This guide will walk you through spinning up your first 10-node distributed cluster, running a chaos engineering hypothesis, and visualizing the results.

Prerequisites

  • Go 1.22+
  • Node.js (for the UI)
  • Make

1. Start the Cluster

To easily start the Control Plane and 10 individual database nodes locally, use the provided Make target:

make cluster

This starts the Control Plane on port 9000, and nodes node1 through node10 on ports 7001-7010.

2. Start the Observability UI

Open a new terminal and start the Next.js frontend:

make fe

Navigate to http://localhost:3000 in your browser. You will use this to inspect the results of your experiment.

3. Run a Hypothesis

FaultLab uses YAML files to define test scenarios. To run the scalability and convergence hypothesis (which splits the 10 nodes in half, writes conflicting data, and then heals the partition):

Open a third terminal and run:

make cpcli CMD="run-hypothesis hypotheses/h6_scalability_convergence.yaml"

Material shown
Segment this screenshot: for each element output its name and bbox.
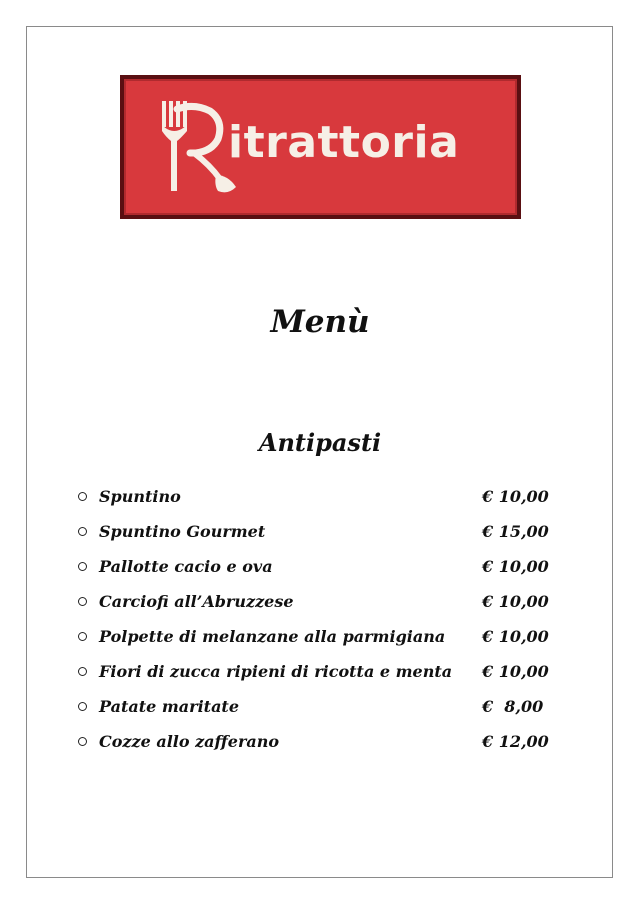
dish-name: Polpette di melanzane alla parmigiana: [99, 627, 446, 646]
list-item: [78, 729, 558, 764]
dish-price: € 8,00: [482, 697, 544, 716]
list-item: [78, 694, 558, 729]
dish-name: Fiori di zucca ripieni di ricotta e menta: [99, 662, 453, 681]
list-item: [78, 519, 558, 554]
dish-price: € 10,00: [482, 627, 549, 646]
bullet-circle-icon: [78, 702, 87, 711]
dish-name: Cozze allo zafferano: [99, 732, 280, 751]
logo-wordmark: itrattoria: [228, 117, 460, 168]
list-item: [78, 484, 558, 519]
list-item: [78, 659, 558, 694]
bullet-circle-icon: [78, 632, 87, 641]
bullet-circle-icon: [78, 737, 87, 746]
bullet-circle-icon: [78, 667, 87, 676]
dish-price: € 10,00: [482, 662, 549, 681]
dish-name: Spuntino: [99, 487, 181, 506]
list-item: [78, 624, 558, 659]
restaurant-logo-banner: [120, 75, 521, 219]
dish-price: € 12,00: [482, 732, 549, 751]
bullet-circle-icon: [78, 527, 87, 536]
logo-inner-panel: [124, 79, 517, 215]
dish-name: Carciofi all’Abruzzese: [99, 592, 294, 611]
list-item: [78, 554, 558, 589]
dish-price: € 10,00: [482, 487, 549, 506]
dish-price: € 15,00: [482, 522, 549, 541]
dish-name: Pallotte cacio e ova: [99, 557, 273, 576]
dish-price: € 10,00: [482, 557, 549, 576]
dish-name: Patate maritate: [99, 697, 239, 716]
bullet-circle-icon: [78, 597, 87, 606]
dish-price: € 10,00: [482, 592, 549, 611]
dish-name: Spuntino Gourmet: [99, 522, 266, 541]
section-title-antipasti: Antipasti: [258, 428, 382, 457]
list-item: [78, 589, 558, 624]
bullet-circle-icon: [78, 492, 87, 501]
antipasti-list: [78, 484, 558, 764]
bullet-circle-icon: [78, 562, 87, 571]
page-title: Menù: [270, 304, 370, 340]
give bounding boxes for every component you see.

...

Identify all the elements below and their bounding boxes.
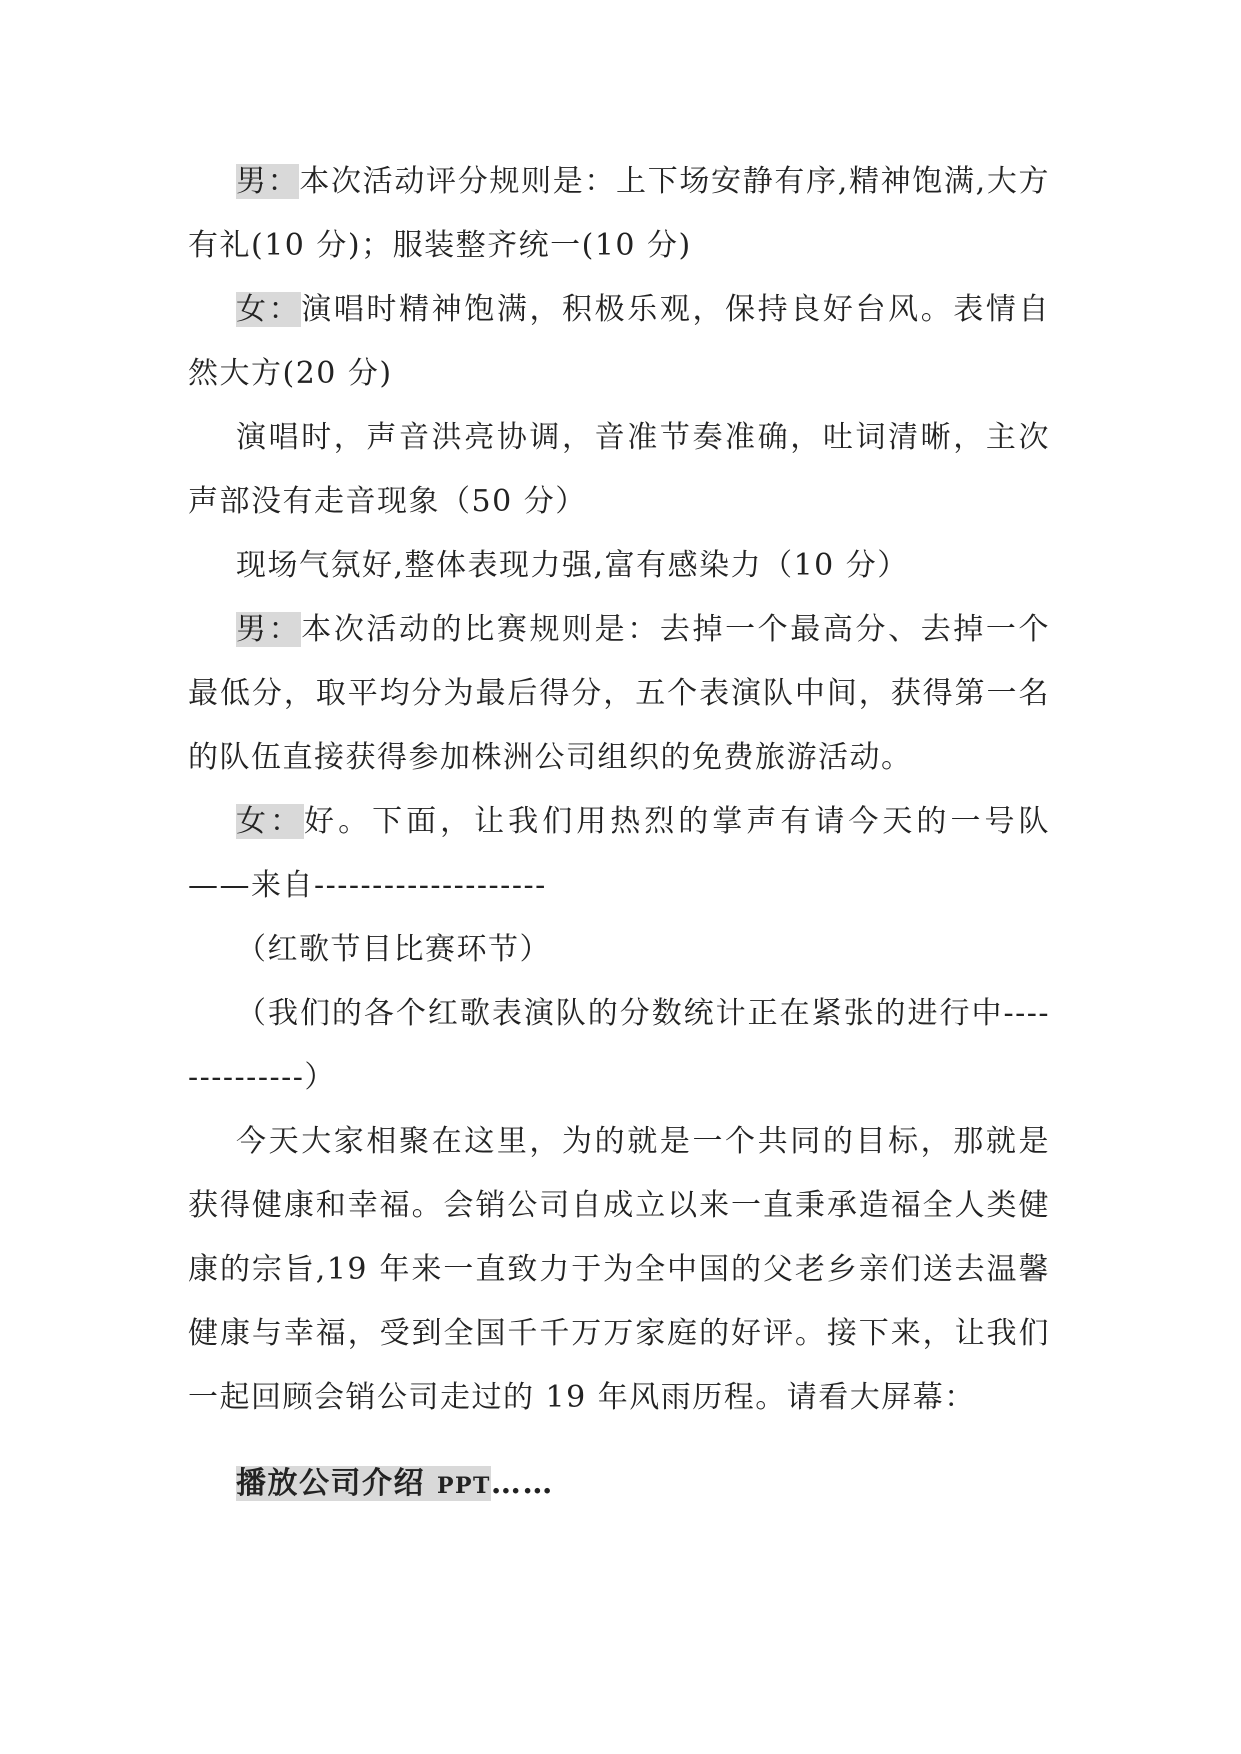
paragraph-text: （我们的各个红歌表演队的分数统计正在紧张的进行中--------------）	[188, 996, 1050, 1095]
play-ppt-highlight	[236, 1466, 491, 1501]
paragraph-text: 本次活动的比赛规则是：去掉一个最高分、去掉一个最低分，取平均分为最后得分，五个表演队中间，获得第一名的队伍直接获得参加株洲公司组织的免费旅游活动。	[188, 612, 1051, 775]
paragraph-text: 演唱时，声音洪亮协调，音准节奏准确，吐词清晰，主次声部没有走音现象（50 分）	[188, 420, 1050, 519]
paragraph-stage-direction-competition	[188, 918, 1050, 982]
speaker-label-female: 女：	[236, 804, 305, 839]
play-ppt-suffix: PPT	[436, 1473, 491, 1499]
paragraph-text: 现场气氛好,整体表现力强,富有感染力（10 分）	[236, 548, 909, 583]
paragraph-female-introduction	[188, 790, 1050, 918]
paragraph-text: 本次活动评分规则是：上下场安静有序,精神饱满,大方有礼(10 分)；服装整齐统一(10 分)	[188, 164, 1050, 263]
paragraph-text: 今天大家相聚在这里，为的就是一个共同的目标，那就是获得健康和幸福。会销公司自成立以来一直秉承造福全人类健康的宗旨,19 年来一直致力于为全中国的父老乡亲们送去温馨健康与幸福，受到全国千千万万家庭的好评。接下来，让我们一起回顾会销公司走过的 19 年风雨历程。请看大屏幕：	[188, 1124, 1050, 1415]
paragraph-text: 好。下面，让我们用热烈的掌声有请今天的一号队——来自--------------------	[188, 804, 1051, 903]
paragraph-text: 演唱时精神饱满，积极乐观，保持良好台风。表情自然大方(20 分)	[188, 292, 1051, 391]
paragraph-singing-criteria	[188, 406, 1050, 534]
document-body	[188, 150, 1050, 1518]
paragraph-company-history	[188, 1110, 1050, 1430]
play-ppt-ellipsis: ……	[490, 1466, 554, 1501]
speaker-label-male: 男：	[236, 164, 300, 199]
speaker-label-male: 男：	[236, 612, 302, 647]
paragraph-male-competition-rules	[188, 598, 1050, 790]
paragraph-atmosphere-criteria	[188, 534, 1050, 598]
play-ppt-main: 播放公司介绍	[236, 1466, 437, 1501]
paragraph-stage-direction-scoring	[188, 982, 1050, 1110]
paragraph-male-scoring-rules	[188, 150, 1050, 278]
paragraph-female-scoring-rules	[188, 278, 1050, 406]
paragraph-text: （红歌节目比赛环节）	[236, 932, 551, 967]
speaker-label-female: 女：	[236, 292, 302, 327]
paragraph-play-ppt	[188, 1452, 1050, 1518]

--

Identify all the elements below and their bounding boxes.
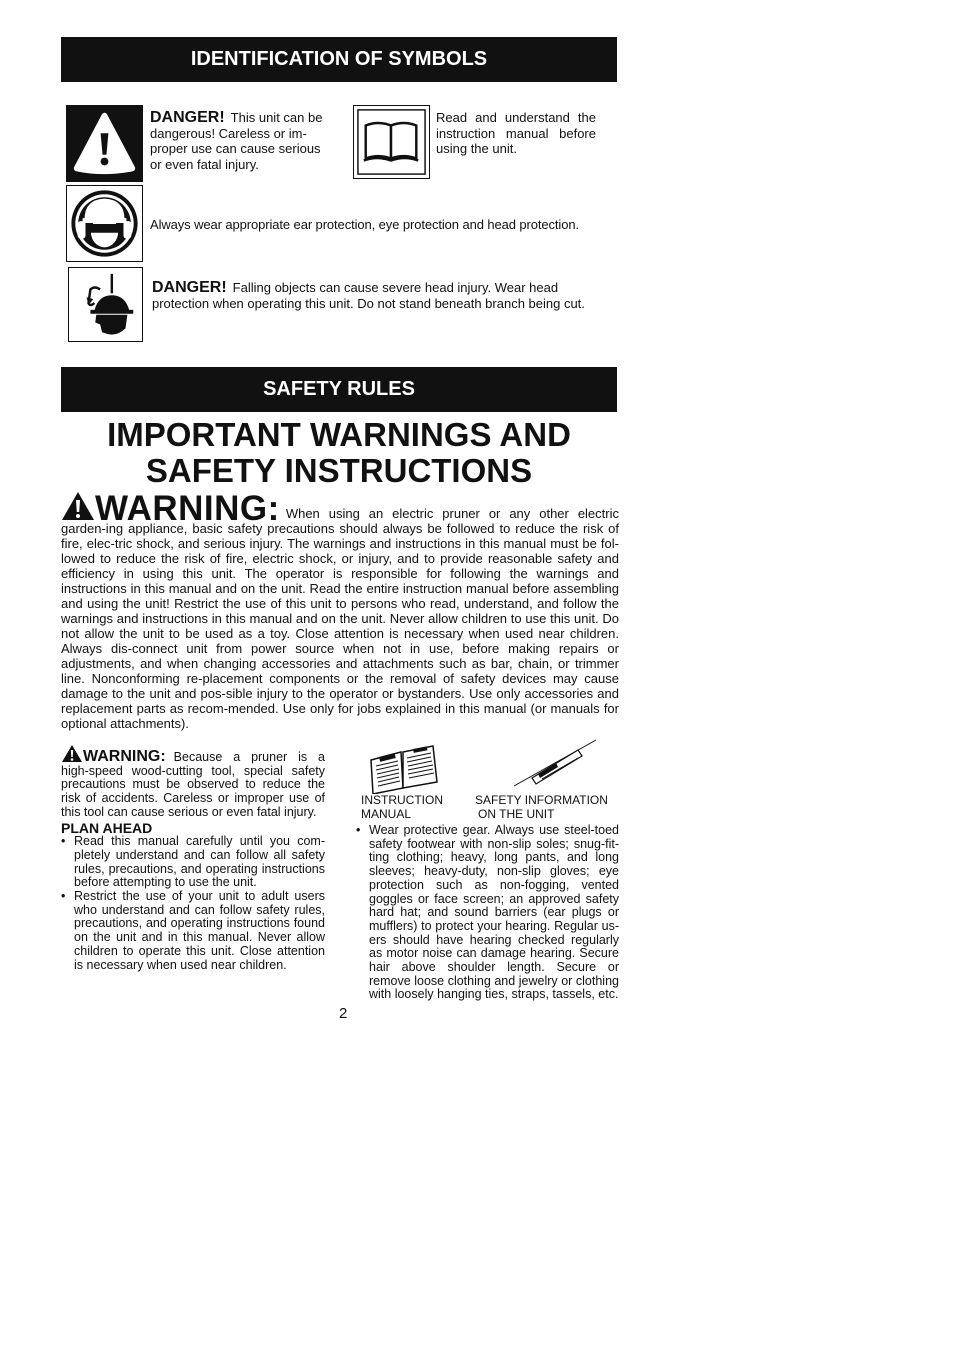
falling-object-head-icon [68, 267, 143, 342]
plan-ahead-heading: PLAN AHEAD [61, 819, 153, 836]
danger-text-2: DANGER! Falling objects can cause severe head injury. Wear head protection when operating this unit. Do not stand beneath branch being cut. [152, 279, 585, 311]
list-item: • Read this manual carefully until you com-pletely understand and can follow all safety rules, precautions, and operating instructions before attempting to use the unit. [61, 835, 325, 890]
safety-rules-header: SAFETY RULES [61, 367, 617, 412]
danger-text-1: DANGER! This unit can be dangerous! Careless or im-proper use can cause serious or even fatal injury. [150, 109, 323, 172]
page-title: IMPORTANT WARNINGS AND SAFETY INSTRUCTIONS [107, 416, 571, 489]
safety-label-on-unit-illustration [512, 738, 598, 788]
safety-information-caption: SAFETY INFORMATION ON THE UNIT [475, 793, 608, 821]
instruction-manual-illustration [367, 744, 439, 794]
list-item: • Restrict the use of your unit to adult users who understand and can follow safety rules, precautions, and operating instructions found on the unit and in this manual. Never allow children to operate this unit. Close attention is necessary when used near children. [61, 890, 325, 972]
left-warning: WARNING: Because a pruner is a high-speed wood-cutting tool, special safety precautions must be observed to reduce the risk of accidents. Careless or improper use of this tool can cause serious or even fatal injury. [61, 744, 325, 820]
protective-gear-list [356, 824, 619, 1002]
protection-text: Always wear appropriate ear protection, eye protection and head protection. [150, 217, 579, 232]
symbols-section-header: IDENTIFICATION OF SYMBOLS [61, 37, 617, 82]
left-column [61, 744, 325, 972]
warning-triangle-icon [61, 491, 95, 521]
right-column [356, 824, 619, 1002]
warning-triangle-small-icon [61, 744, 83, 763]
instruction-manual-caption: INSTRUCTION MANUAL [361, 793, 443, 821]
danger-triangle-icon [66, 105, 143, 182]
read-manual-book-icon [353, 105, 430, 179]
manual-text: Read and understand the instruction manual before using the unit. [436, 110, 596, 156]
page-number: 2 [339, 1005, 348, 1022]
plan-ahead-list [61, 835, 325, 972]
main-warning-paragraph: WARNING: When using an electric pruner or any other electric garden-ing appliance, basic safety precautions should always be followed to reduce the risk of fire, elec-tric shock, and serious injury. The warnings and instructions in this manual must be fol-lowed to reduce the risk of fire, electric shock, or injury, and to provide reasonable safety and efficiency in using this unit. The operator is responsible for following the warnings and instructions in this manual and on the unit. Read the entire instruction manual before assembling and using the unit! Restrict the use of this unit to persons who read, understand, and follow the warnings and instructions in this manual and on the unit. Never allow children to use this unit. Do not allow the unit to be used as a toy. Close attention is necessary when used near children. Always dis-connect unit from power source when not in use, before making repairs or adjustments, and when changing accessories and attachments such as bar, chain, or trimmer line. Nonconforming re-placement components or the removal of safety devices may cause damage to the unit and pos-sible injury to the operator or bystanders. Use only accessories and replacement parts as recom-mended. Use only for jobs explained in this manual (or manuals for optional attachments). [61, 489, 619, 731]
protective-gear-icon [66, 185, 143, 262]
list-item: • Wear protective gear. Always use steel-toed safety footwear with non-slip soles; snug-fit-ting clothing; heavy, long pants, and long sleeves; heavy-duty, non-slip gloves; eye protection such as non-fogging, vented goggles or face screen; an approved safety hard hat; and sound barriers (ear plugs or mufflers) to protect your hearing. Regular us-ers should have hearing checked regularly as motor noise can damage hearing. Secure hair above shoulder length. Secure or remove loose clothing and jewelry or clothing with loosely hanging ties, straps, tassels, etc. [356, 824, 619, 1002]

Set problem 1
Can you set out the listing in Block 1 as a JSON list of strings, one per line with blank lines dropped, starting at the line that contains "dish-name: Polpette di" and stopping after the line that contains "dish-price: € 10,00: [482, 592, 549, 611]"?
Set problem 2
Could you carry on the FaultLab quickstart guide from its final line?

Task result 1
[
  "dish-name: Polpette di melanzane alla parmigiana: [99, 627, 446, 646]",
  "list-item: [78, 729, 558, 764]",
  "dish-price: € 8,00: [482, 697, 544, 716]",
  "list-item: [78, 694, 558, 729]",
  "dish-name: Fiori di zucca ripieni di ricotta e menta: [99, 662, 453, 681]",
  "list-item: [78, 519, 558, 554]",
  "dish-price: € 10,00: [482, 627, 549, 646]",
  "bullet-circle-icon: [78, 702, 87, 711]",
  "dish-name: Cozze allo zafferano: [99, 732, 280, 751]",
  "logo-wordmark: itrattoria: [228, 117, 460, 168]",
  "list-item: [78, 484, 558, 519]",
  "list-item: [78, 659, 558, 694]",
  "bullet-circle-icon: [78, 632, 87, 641]",
  "bullet-circle-icon: [78, 737, 87, 746]",
  "bullet-circle-icon: [78, 667, 87, 676]",
  "dish-price: € 10,00: [482, 662, 549, 681]",
  "dish-name: Spuntino: [99, 487, 181, 506]",
  "list-item: [78, 624, 558, 659]",
  "restaurant-logo-banner: [120, 75, 521, 219]",
  "dish-price: € 12,00: [482, 732, 549, 751]",
  "bullet-circle-icon: [78, 527, 87, 536]",
  "logo-inner-panel: [124, 79, 517, 215]",
  "dish-name: Carciofi all’Abruzzese: [99, 592, 294, 611]",
  "list-item: [78, 554, 558, 589]",
  "dish-price: € 10,00: [482, 487, 549, 506]",
  "dish-price: € 15,00: [482, 522, 549, 541]",
  "dish-name: Pallotte cacio e ova: [99, 557, 273, 576]",
  "dish-price: € 10,00: [482, 557, 549, 576]",
  "dish-name: Patate maritate: [99, 697, 239, 716]",
  "bullet-circle-icon: [78, 597, 87, 606]",
  "dish-price: € 10,00: [482, 592, 549, 611]"
]

Task result 2
4. Analyze the Results

Once the CLI reports the experiment is complete, go to the UI at http://localhost:3000.

  • Watch the Causal Narrative to see exactly when the partition occurred and how nodes resolved the conflicts.
  • Hover over and click on any Topology Graph to expand it and inspect the network mesh.
  • Export the Post-Mortem PDF for a complete report including the Convergence Waterfall.

5. Handling Common Operations

Killing a Specific Node

If you want to manually test fault tolerance by crashing a single node, you can use the CLI:

make cpcli CMD="fault-crash c1 node3"

To bring it back:

make cpcli CMD="fault-recover c1 node3"

Manual Writes

To manually write a key to a specific node and watch it propagate:

make cpcli CMD="kv-put c1 node1 my_key my_value"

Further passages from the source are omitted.